Select the lines below containing the word "dollar".

▸ INPUT:
━━━━━━━━━━━━━━━━━━━━━━━━━━━━━━
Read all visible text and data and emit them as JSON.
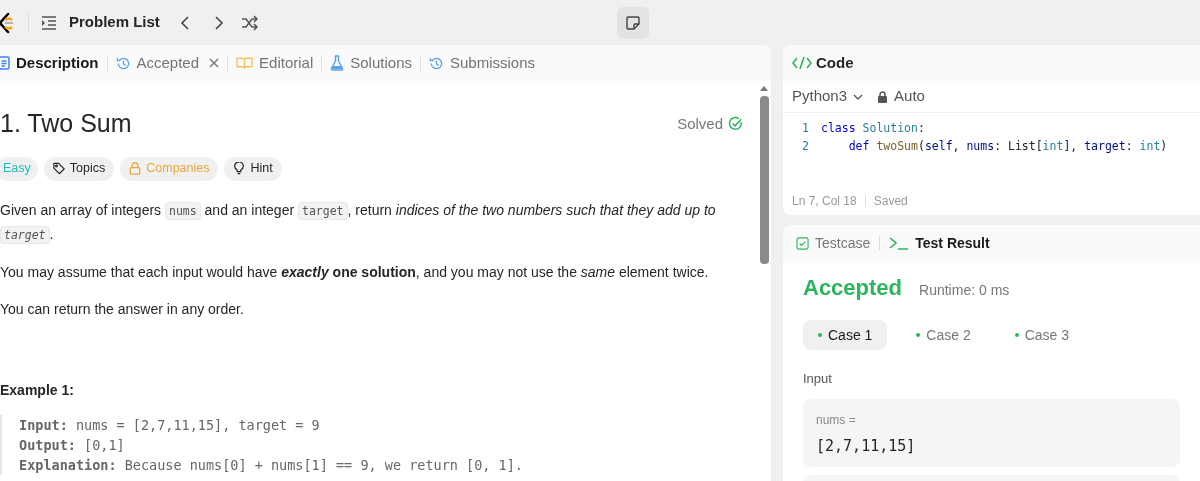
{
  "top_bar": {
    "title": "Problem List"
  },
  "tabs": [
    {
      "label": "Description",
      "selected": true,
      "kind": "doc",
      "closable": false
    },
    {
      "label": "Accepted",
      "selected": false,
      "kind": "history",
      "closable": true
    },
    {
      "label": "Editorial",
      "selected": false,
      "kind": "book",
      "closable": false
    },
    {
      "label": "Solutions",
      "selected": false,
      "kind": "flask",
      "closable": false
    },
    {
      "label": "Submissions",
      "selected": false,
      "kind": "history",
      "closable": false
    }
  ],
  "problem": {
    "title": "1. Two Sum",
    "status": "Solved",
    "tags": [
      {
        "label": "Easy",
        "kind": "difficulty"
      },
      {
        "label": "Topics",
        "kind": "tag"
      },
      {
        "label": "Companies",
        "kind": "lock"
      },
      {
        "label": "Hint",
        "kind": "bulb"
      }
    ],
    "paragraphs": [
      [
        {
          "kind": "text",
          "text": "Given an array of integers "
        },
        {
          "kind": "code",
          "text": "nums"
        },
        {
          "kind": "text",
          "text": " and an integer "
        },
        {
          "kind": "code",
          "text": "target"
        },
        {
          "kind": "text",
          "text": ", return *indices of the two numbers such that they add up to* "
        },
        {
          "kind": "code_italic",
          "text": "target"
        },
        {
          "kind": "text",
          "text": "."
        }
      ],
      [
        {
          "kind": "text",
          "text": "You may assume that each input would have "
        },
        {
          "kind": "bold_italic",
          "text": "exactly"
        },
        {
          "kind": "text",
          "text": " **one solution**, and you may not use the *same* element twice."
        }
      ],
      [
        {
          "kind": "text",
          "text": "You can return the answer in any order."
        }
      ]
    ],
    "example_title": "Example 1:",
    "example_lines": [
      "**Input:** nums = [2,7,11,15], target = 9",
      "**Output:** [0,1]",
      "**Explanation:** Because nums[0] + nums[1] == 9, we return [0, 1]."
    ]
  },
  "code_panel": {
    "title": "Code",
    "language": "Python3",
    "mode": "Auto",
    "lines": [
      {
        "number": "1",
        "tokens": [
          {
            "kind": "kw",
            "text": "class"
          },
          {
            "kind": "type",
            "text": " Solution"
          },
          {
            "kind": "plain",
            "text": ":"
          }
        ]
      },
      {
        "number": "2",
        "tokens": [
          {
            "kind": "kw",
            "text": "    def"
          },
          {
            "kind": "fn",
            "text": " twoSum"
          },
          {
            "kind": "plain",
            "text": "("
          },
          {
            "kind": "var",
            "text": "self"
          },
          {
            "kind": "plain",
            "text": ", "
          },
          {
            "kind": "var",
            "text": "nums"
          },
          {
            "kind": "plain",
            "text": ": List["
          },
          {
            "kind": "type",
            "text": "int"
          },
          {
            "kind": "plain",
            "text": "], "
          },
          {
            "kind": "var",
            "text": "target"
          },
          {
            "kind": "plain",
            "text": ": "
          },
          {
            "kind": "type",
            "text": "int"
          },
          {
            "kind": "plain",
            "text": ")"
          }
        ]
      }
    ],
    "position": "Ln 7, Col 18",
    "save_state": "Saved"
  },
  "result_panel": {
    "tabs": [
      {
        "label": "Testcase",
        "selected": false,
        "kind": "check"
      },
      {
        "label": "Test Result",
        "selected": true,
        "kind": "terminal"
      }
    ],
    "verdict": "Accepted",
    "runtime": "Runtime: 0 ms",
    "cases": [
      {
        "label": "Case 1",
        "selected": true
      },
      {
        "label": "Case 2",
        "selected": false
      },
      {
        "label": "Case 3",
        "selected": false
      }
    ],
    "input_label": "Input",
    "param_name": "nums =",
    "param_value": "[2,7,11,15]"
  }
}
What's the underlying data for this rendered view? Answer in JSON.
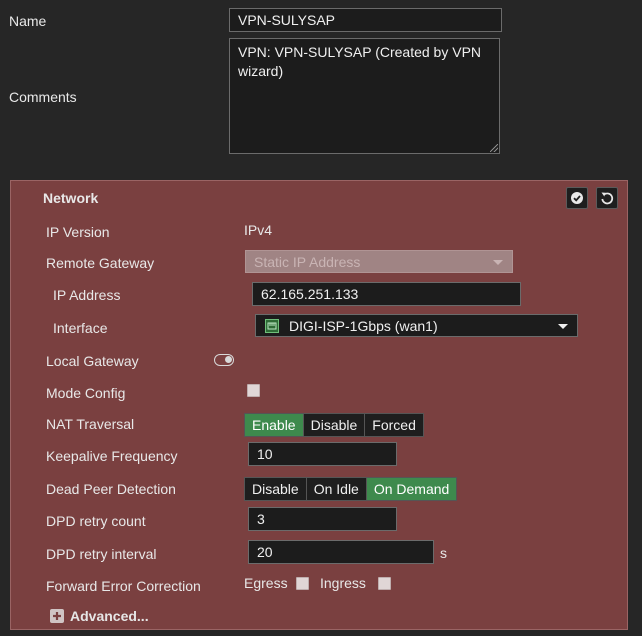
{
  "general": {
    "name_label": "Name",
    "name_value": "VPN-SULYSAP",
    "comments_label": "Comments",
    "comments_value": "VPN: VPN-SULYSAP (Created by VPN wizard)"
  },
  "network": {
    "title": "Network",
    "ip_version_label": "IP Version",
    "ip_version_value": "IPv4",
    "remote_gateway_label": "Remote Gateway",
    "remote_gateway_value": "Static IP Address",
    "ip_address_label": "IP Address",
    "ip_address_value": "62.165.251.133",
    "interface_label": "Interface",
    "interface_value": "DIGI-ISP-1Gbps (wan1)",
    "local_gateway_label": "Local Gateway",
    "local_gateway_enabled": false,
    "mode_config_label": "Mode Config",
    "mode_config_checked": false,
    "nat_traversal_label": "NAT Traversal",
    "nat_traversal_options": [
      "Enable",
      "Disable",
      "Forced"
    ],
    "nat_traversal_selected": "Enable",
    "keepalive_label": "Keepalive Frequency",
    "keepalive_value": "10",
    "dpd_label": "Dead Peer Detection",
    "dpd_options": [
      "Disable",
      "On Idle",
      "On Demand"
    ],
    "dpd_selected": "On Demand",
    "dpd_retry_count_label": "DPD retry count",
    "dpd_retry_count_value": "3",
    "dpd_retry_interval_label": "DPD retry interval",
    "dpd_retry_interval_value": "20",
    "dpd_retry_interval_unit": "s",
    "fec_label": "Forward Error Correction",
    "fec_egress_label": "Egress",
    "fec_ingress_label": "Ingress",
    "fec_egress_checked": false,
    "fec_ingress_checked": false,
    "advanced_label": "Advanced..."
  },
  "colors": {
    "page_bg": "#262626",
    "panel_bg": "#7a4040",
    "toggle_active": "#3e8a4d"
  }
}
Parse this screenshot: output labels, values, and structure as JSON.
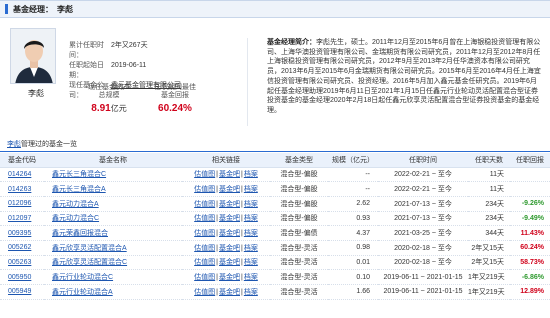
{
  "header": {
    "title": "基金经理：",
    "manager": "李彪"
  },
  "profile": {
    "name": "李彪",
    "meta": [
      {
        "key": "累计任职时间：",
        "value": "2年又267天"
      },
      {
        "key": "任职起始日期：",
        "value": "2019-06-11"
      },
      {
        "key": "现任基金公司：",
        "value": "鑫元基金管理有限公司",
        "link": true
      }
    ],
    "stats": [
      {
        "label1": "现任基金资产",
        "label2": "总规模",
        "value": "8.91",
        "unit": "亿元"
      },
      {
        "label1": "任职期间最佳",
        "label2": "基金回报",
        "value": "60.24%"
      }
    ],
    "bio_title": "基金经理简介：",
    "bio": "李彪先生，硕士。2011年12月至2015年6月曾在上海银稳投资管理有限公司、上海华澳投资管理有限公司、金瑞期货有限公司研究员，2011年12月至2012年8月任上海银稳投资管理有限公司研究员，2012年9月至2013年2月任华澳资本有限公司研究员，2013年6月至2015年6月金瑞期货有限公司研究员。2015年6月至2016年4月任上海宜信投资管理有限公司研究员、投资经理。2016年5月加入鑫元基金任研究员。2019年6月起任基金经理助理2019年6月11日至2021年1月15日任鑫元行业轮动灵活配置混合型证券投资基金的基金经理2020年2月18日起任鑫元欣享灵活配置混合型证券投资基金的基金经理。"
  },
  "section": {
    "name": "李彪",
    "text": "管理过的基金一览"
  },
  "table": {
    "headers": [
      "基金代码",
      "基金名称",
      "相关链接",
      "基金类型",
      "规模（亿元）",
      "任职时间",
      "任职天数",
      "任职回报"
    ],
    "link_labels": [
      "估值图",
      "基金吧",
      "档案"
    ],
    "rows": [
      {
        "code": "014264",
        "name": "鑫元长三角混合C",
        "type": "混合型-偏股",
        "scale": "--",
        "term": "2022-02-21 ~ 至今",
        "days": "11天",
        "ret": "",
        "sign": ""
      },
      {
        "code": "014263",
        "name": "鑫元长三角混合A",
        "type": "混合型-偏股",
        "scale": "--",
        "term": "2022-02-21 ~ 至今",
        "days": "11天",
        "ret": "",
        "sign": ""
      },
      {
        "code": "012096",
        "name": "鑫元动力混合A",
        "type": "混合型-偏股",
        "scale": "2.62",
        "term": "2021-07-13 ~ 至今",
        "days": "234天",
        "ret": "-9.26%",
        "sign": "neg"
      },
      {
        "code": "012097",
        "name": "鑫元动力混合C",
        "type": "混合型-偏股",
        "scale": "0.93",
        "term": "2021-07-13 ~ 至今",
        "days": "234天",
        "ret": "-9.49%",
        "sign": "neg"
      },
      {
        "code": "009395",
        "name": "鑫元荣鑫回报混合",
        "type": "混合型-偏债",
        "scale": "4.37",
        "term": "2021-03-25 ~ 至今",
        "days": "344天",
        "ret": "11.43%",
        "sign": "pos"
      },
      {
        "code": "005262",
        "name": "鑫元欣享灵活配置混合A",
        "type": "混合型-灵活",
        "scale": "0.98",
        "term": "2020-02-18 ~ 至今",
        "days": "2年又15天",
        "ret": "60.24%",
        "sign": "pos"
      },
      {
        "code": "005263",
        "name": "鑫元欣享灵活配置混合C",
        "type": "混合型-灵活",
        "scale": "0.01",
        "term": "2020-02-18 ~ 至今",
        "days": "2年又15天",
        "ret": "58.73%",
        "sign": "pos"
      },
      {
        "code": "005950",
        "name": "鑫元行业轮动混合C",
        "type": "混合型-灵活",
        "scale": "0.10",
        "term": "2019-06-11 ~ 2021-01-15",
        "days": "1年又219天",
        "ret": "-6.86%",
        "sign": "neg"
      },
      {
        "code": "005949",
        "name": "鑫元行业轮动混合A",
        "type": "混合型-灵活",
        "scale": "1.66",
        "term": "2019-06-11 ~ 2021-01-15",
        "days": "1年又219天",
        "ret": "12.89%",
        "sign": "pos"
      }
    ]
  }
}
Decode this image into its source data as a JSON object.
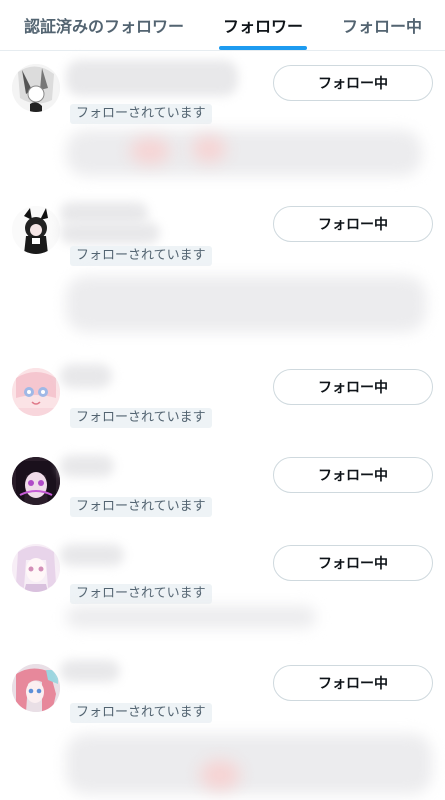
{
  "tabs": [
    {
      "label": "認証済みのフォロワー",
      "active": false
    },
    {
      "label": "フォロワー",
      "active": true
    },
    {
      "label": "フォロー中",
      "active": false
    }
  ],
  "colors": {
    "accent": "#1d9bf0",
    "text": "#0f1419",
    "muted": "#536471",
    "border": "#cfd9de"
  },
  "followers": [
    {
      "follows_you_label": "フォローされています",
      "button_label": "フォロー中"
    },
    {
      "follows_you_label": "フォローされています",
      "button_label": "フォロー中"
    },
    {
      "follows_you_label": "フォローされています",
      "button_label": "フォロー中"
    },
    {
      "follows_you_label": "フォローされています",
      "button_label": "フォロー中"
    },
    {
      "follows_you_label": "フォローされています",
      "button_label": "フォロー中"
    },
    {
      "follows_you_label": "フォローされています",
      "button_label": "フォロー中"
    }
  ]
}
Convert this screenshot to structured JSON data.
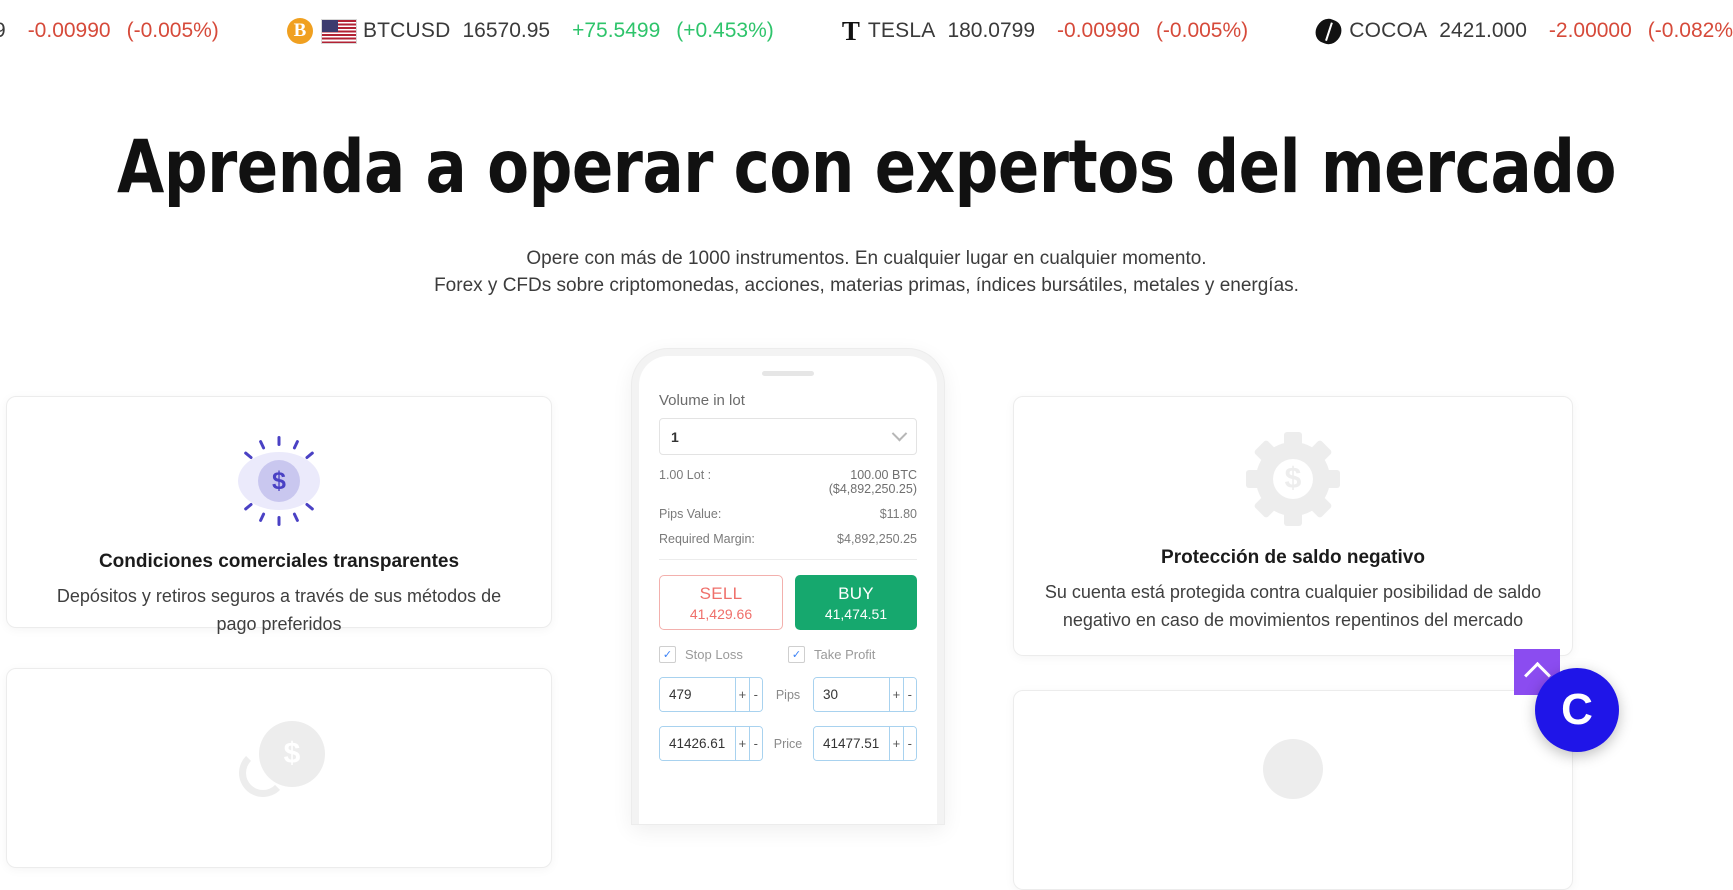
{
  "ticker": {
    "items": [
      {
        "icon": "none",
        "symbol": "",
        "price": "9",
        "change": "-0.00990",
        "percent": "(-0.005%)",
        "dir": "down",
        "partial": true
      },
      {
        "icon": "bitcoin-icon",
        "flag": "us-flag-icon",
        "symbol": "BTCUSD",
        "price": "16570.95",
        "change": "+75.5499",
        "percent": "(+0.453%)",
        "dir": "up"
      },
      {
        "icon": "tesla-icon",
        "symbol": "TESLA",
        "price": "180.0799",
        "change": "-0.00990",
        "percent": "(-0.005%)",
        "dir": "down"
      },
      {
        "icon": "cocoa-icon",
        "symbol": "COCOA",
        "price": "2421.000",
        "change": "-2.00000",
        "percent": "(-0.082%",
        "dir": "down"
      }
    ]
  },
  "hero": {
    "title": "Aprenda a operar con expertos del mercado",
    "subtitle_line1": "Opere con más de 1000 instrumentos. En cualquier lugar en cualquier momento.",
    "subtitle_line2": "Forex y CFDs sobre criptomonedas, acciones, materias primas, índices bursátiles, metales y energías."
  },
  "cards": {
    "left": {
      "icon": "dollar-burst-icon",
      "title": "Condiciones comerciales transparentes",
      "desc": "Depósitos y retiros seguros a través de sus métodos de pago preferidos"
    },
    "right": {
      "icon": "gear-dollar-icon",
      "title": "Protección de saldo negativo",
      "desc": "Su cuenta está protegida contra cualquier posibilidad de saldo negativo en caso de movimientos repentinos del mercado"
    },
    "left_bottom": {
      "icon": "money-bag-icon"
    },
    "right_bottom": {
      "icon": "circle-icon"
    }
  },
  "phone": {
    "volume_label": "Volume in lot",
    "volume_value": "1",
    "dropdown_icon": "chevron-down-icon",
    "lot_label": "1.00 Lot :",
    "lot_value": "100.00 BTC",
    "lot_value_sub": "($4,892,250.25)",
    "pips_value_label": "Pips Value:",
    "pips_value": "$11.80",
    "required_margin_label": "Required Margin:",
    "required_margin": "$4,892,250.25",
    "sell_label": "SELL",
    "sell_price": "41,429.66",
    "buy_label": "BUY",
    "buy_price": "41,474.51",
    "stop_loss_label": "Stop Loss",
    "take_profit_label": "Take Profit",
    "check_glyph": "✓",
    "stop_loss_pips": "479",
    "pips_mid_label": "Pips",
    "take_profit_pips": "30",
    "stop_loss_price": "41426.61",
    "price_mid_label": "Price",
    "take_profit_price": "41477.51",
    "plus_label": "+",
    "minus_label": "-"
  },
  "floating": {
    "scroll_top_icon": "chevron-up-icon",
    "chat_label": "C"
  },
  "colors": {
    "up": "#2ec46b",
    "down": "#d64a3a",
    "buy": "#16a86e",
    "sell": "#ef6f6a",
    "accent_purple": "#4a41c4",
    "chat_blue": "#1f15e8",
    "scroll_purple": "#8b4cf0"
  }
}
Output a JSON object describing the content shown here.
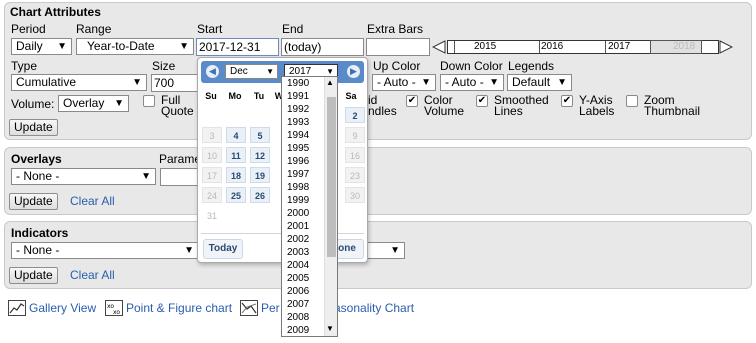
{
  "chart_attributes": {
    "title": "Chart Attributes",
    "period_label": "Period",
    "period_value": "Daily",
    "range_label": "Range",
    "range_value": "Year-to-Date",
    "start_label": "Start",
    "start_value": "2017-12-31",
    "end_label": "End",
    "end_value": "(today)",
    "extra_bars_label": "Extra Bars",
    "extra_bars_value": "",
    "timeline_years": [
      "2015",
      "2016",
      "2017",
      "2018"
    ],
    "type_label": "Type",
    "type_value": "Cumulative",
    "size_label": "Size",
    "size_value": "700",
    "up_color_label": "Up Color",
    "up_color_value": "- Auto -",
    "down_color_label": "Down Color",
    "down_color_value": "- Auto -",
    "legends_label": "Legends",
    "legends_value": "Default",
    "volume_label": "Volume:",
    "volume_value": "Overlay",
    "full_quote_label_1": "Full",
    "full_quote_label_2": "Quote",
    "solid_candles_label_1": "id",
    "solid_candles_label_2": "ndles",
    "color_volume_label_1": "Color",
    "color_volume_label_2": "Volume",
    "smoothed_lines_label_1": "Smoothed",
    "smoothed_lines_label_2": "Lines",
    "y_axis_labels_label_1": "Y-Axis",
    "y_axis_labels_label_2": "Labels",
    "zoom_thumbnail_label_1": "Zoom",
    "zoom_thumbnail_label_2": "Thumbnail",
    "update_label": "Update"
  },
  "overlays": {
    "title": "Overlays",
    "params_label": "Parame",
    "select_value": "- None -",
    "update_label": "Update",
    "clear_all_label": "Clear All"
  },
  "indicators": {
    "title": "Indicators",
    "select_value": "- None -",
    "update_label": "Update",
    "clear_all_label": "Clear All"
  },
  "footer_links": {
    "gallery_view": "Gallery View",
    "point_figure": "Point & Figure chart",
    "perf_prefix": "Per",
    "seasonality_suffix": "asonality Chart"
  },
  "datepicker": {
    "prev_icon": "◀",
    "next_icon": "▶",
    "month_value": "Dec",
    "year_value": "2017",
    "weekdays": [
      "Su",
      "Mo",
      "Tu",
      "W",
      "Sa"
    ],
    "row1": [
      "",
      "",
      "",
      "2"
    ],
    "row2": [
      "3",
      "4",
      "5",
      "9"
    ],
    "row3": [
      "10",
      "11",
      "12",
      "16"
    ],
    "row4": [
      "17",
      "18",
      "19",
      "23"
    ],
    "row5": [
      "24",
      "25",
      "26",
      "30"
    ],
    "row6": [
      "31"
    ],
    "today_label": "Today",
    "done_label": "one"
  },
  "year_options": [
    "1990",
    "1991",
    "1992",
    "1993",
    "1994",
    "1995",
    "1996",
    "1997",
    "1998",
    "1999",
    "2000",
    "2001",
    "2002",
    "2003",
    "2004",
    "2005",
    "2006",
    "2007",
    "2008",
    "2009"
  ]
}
━━━━━━━━━━━━━━━━━━━━━━━━━━━━━━
▸ WRITTEN SOLUTION:
      "icon": "dollar-burst-icon",
      "icon": "gear-dollar-icon",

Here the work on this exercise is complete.